▶ A block of data
········
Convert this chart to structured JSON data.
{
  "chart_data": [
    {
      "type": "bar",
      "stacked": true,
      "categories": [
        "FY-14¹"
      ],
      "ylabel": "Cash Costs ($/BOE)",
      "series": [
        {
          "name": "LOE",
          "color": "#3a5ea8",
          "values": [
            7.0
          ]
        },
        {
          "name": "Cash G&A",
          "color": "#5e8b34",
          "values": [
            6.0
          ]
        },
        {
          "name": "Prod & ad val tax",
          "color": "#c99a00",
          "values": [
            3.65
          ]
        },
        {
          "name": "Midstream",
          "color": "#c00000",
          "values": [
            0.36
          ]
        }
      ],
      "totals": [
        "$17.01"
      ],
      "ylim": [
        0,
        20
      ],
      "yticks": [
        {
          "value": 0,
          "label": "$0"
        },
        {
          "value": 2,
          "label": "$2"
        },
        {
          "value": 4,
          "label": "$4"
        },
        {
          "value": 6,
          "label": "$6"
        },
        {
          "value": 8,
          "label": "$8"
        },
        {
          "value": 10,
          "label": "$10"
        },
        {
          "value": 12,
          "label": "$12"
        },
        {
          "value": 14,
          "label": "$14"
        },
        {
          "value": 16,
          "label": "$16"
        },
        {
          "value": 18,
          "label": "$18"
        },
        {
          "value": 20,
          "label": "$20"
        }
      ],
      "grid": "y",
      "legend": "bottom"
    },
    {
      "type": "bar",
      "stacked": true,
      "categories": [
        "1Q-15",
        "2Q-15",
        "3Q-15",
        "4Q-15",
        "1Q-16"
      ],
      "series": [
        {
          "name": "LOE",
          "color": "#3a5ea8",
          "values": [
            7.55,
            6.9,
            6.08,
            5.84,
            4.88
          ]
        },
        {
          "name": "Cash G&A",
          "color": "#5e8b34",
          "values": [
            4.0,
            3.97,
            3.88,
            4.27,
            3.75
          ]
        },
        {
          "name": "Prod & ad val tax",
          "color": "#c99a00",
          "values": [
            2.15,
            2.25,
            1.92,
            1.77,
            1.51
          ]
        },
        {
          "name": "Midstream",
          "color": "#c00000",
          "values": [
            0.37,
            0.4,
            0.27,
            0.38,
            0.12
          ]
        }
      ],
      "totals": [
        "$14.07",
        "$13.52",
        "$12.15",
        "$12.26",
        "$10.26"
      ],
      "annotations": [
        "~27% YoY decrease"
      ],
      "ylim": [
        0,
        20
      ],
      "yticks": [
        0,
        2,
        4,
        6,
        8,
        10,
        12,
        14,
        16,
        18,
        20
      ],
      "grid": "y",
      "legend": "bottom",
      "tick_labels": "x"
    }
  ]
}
········
▶ Exercise directions
Write out all records exactly, keeping every detail.

▶ Written answer
Convert this chart to structured JSON data.
{
  "chart_data": [
    {
      "type": "bar",
      "stacked": true,
      "categories": [
        "FY-14¹"
      ],
      "ylabel": "Cash Costs ($/BOE)",
      "series": [
        {
          "name": "LOE",
          "color": "#3a5ea8",
          "values": [
            7.0
          ]
        },
        {
          "name": "Cash G&A",
          "color": "#5e8b34",
          "values": [
            6.0
          ]
        },
        {
          "name": "Prod & ad val tax",
          "color": "#c99a00",
          "values": [
            3.65
          ]
        },
        {
          "name": "Midstream",
          "color": "#c00000",
          "values": [
            0.36
          ]
        }
      ],
      "totals": [
        "$17.01"
      ],
      "ylim": [
        0,
        20
      ],
      "yticks": [
        {
          "value": 0,
          "label": "$0"
        },
        {
          "value": 2,
          "label": "$2"
        },
        {
          "value": 4,
          "label": "$4"
        },
        {
          "value": 6,
          "label": "$6"
        },
        {
          "value": 8,
          "label": "$8"
        },
        {
          "value": 10,
          "label": "$10"
        },
        {
          "value": 12,
          "label": "$12"
        },
        {
          "value": 14,
          "label": "$14"
        },
        {
          "value": 16,
          "label": "$16"
        },
        {
          "value": 18,
          "label": "$18"
        },
        {
          "value": 20,
          "label": "$20"
        }
      ],
      "grid": "y",
      "legend": "bottom"
    },
    {
      "type": "bar",
      "stacked": true,
      "categories": [
        "1Q-15",
        "2Q-15",
        "3Q-15",
        "4Q-15",
        "1Q-16"
      ],
      "series": [
        {
          "name": "LOE",
          "color": "#3a5ea8",
          "values": [
            7.55,
            6.9,
            6.08,
            5.84,
            4.88
          ]
        },
        {
          "name": "Cash G&A",
          "color": "#5e8b34",
          "values": [
            4.0,
            3.97,
            3.88,
            4.27,
            3.75
          ]
        },
        {
          "name": "Prod & ad val tax",
          "color": "#c99a00",
          "values": [
            2.15,
            2.25,
            1.92,
            1.77,
            1.51
          ]
        },
        {
          "name": "Midstream",
          "color": "#c00000",
          "values": [
            0.37,
            0.4,
            0.27,
            0.38,
            0.12
          ]
        }
      ],
      "totals": [
        "$14.07",
        "$13.52",
        "$12.15",
        "$12.26",
        "$10.26"
      ],
      "annotations": [
        "~27% YoY decrease"
      ],
      "ylim": [
        0,
        20
      ],
      "yticks": [
        0,
        2,
        4,
        6,
        8,
        10,
        12,
        14,
        16,
        18,
        20
      ],
      "grid": "y",
      "legend": "bottom",
      "tick_labels": "x"
    }
  ]
}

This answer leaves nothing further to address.